● **RECORDS**:
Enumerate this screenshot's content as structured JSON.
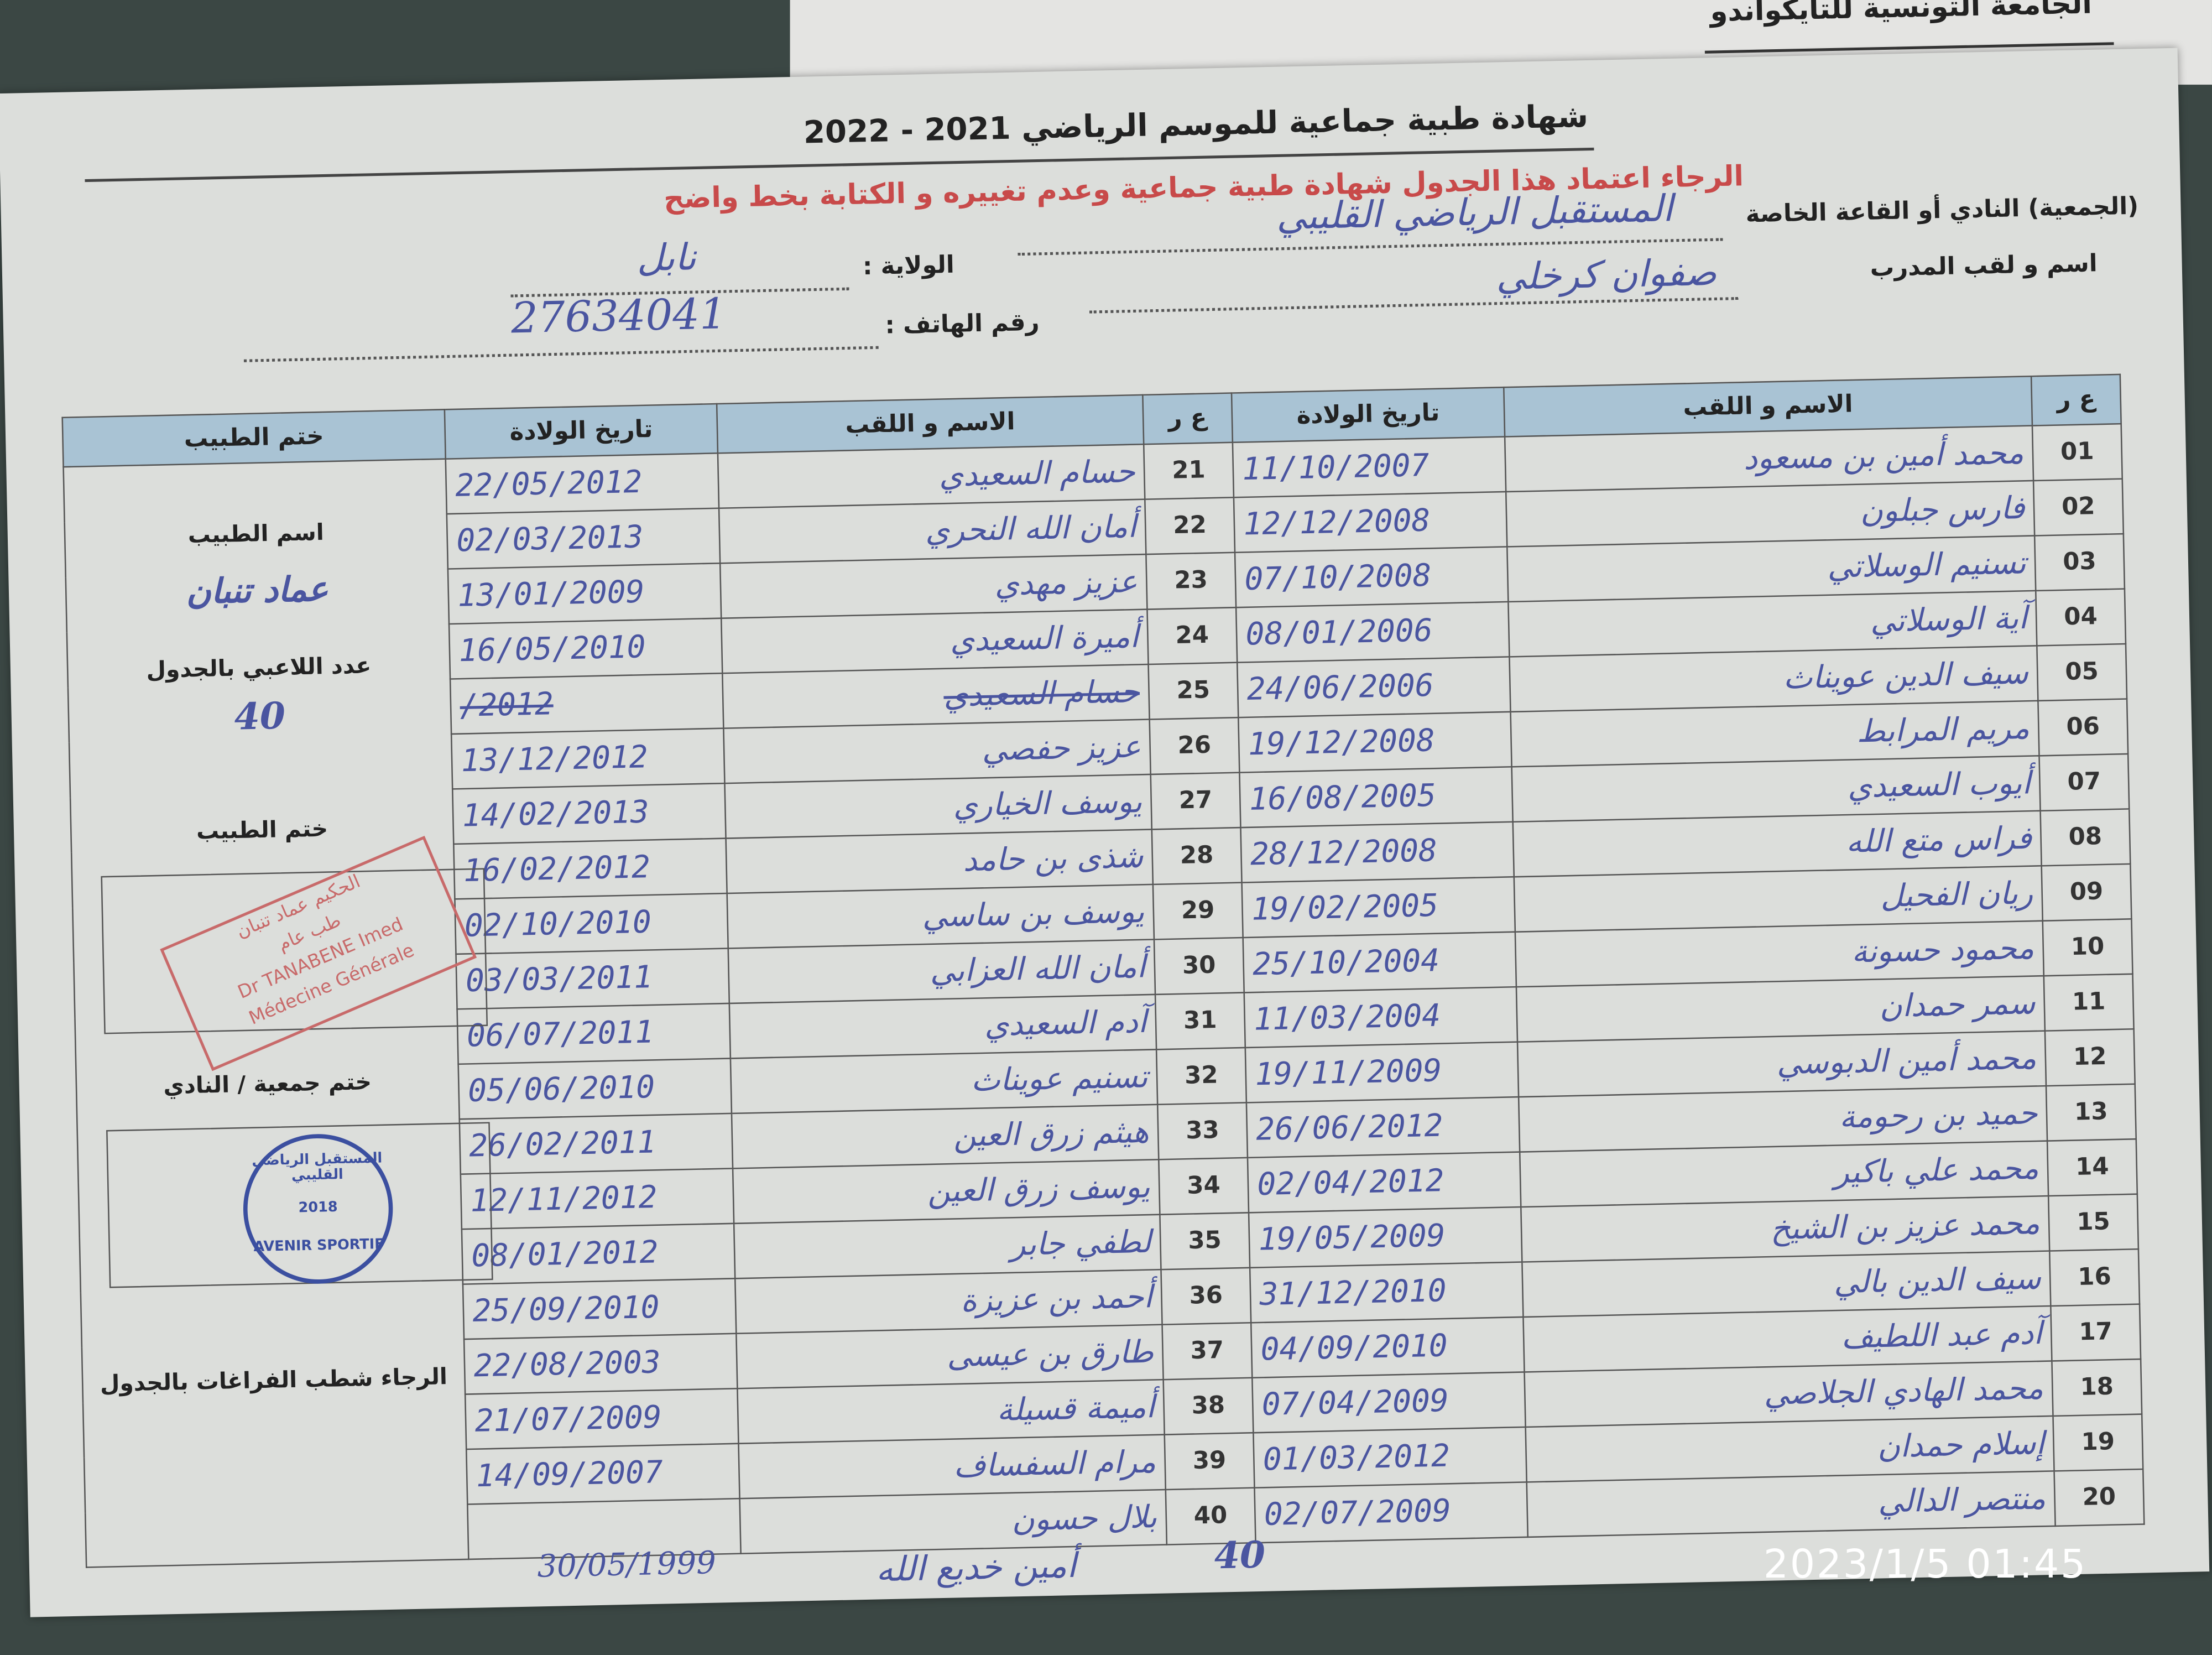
{
  "header": {
    "federation": "الجامعة التونسية للتايكواندو",
    "title": "شهادة طبية جماعية  للموسم الرياضي  2021 - 2022",
    "notice_line1": "الرجاء اعتماد هذا الجدول  شهادة طبية جماعية وعدم تغييره و الكتابة بخط واضح"
  },
  "form": {
    "club_label": "(الجمعية) النادي أو القاعة الخاصة",
    "club_value": "المستقبل الرياضي القليبي",
    "state_label": "الولاية :",
    "state_value": "نابل",
    "coach_label": "اسم و لقب المدرب",
    "coach_value": "صفوان كرخلي",
    "phone_label": "رقم الهاتف :",
    "phone_value": "27634041"
  },
  "table": {
    "headers": {
      "num": "ع ر",
      "name": "الاسم و اللقب",
      "dob": "تاريخ الولادة",
      "doctor": "ختم الطبيب"
    },
    "rows_right": [
      {
        "num": "01",
        "name": "محمد أمين بن مسعود",
        "dob": "11/10/2007"
      },
      {
        "num": "02",
        "name": "فارس جبلون",
        "dob": "12/12/2008"
      },
      {
        "num": "03",
        "name": "تسنيم الوسلاتي",
        "dob": "07/10/2008"
      },
      {
        "num": "04",
        "name": "آية الوسلاتي",
        "dob": "08/01/2006"
      },
      {
        "num": "05",
        "name": "سيف الدين عويناث",
        "dob": "24/06/2006"
      },
      {
        "num": "06",
        "name": "مريم المرابط",
        "dob": "19/12/2008"
      },
      {
        "num": "07",
        "name": "أيوب السعيدي",
        "dob": "16/08/2005"
      },
      {
        "num": "08",
        "name": "فراس متع الله",
        "dob": "28/12/2008"
      },
      {
        "num": "09",
        "name": "ريان الفحيل",
        "dob": "19/02/2005"
      },
      {
        "num": "10",
        "name": "محمود حسونة",
        "dob": "25/10/2004"
      },
      {
        "num": "11",
        "name": "سمر حمدان",
        "dob": "11/03/2004"
      },
      {
        "num": "12",
        "name": "محمد أمين الدبوسي",
        "dob": "19/11/2009"
      },
      {
        "num": "13",
        "name": "حميد بن رحومة",
        "dob": "26/06/2012"
      },
      {
        "num": "14",
        "name": "محمد علي باكير",
        "dob": "02/04/2012"
      },
      {
        "num": "15",
        "name": "محمد عزيز بن الشيخ",
        "dob": "19/05/2009"
      },
      {
        "num": "16",
        "name": "سيف الدين بالي",
        "dob": "31/12/2010"
      },
      {
        "num": "17",
        "name": "آدم عبد اللطيف",
        "dob": "04/09/2010"
      },
      {
        "num": "18",
        "name": "محمد الهادي الجلاصي",
        "dob": "07/04/2009"
      },
      {
        "num": "19",
        "name": "إسلام حمدان",
        "dob": "01/03/2012"
      },
      {
        "num": "20",
        "name": "منتصر الدالي",
        "dob": "02/07/2009"
      }
    ],
    "rows_left": [
      {
        "num": "21",
        "name": "حسام السعيدي",
        "dob": "22/05/2012"
      },
      {
        "num": "22",
        "name": "أمان الله النحري",
        "dob": "02/03/2013"
      },
      {
        "num": "23",
        "name": "عزيز مهدي",
        "dob": "13/01/2009"
      },
      {
        "num": "24",
        "name": "أميرة السعيدي",
        "dob": "16/05/2010"
      },
      {
        "num": "25",
        "name": "حسام السعيدي",
        "dob": "/2012",
        "struck": true
      },
      {
        "num": "26",
        "name": "عزيز حفصي",
        "dob": "13/12/2012"
      },
      {
        "num": "27",
        "name": "يوسف الخياري",
        "dob": "14/02/2013"
      },
      {
        "num": "28",
        "name": "شذى بن حامد",
        "dob": "16/02/2012"
      },
      {
        "num": "29",
        "name": "يوسف بن ساسي",
        "dob": "02/10/2010"
      },
      {
        "num": "30",
        "name": "أمان الله العزابي",
        "dob": "03/03/2011"
      },
      {
        "num": "31",
        "name": "آدم السعيدي",
        "dob": "06/07/2011"
      },
      {
        "num": "32",
        "name": "تسنيم عويناث",
        "dob": "05/06/2010"
      },
      {
        "num": "33",
        "name": "هيثم زرق العين",
        "dob": "26/02/2011"
      },
      {
        "num": "34",
        "name": "يوسف زرق العين",
        "dob": "12/11/2012"
      },
      {
        "num": "35",
        "name": "لطفي جابر",
        "dob": "08/01/2012"
      },
      {
        "num": "36",
        "name": "أحمد بن عزيزة",
        "dob": "25/09/2010"
      },
      {
        "num": "37",
        "name": "طارق بن عيسى",
        "dob": "22/08/2003"
      },
      {
        "num": "38",
        "name": "أميمة قسيلة",
        "dob": "21/07/2009"
      },
      {
        "num": "39",
        "name": "مرام السفساف",
        "dob": "14/09/2007"
      },
      {
        "num": "40",
        "name": "بلال حسون",
        "dob": ""
      }
    ],
    "extra_row": {
      "num": "40",
      "name": "أمين خديع الله",
      "dob": "30/05/1999"
    }
  },
  "doctor_panel": {
    "doctor_name_label": "اسم الطبيب",
    "doctor_name_value": "عماد تنبان",
    "players_count_label": "عدد اللاعبي بالجدول",
    "players_count_value": "40",
    "doctor_stamp_label": "ختم الطبيب",
    "doctor_stamp_text": [
      "الحكيم عماد تنبان",
      "طب عام",
      "Dr TANABENE Imed",
      "Médecine Générale"
    ],
    "club_stamp_label": "ختم جمعية / النادي",
    "club_stamp_text": [
      "المستقبل الرياضي القليبي",
      "AVENIR SPORTIF",
      "2018"
    ],
    "note": "الرجاء شطب  الفراغات بالجدول"
  },
  "photo_timestamp": "2023/1/5 01:45",
  "colors": {
    "header_fill": "#a9c3d4",
    "notice_red": "#c84a4a",
    "ink_blue": "#4a55a0",
    "stamp_red": "#c86a6a",
    "stamp_blue": "#3b4fa0"
  }
}
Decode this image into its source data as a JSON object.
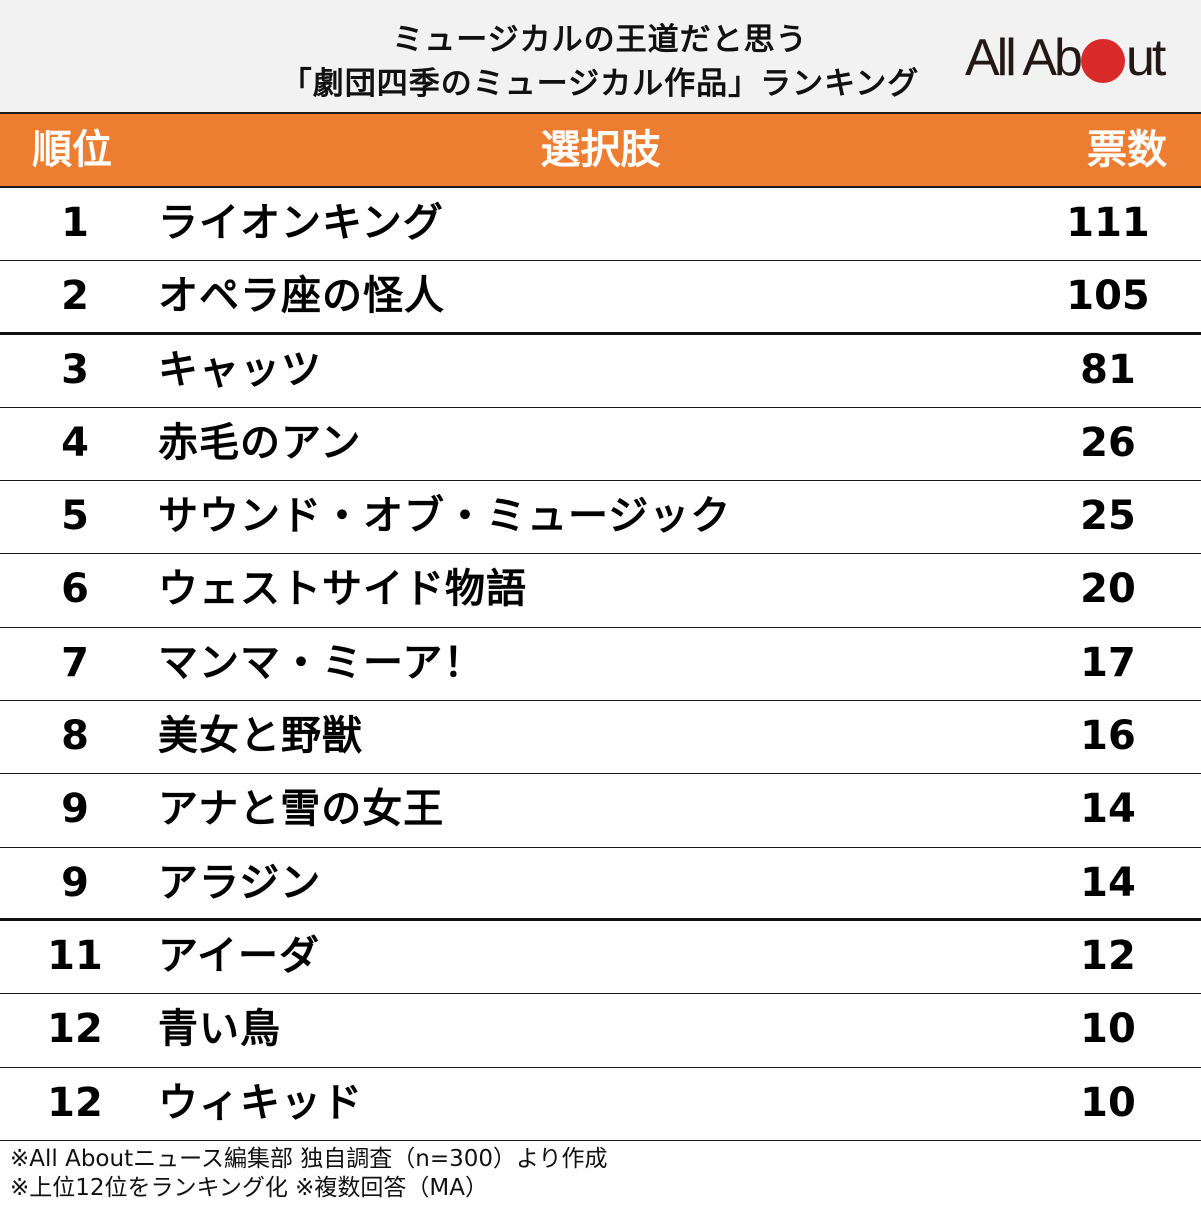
{
  "title": {
    "line1": "ミュージカルの王道だと思う",
    "line2": "「劇団四季のミュージカル作品」ランキング"
  },
  "logo": {
    "text_left": "All Ab",
    "text_right": "ut",
    "dot_color": "#d92a2a"
  },
  "header": {
    "rank": "順位",
    "choice": "選択肢",
    "votes": "票数",
    "bg_color": "#ed7d31"
  },
  "rows": [
    {
      "rank": "1",
      "name": "ライオンキング",
      "votes": "111"
    },
    {
      "rank": "2",
      "name": "オペラ座の怪人",
      "votes": "105"
    },
    {
      "rank": "3",
      "name": "キャッツ",
      "votes": "81"
    },
    {
      "rank": "4",
      "name": "赤毛のアン",
      "votes": "26"
    },
    {
      "rank": "5",
      "name": "サウンド・オブ・ミュージック",
      "votes": "25"
    },
    {
      "rank": "6",
      "name": "ウェストサイド物語",
      "votes": "20"
    },
    {
      "rank": "7",
      "name": "マンマ・ミーア！",
      "votes": "17"
    },
    {
      "rank": "8",
      "name": "美女と野獣",
      "votes": "16"
    },
    {
      "rank": "9",
      "name": "アナと雪の女王",
      "votes": "14"
    },
    {
      "rank": "9",
      "name": "アラジン",
      "votes": "14"
    },
    {
      "rank": "11",
      "name": "アイーダ",
      "votes": "12"
    },
    {
      "rank": "12",
      "name": "青い鳥",
      "votes": "10"
    },
    {
      "rank": "12",
      "name": "ウィキッド",
      "votes": "10"
    }
  ],
  "footnotes": {
    "line1": "※All Aboutニュース編集部 独自調査（n=300）より作成",
    "line2": "※上位12位をランキング化 ※複数回答（MA）"
  },
  "chart_data": {
    "type": "table",
    "title": "ミュージカルの王道だと思う「劇団四季のミュージカル作品」ランキング",
    "columns": [
      "順位",
      "選択肢",
      "票数"
    ],
    "categories": [
      "ライオンキング",
      "オペラ座の怪人",
      "キャッツ",
      "赤毛のアン",
      "サウンド・オブ・ミュージック",
      "ウェストサイド物語",
      "マンマ・ミーア！",
      "美女と野獣",
      "アナと雪の女王",
      "アラジン",
      "アイーダ",
      "青い鳥",
      "ウィキッド"
    ],
    "ranks": [
      1,
      2,
      3,
      4,
      5,
      6,
      7,
      8,
      9,
      9,
      11,
      12,
      12
    ],
    "values": [
      111,
      105,
      81,
      26,
      25,
      20,
      17,
      16,
      14,
      14,
      12,
      10,
      10
    ],
    "notes": [
      "※All Aboutニュース編集部 独自調査（n=300）より作成",
      "※上位12位をランキング化 ※複数回答（MA）"
    ],
    "sample_size": 300
  }
}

● **EXERCISE**:
Copy each line of the listing that contains the string "الرياضي".

● **FINISHED EXERCISE**:
    "title": "شهادة طبية جماعية  للموسم الرياضي  2021 - 2022",
    "club_value": "المستقبل الرياضي القليبي",
      "المستقبل الرياضي القليبي",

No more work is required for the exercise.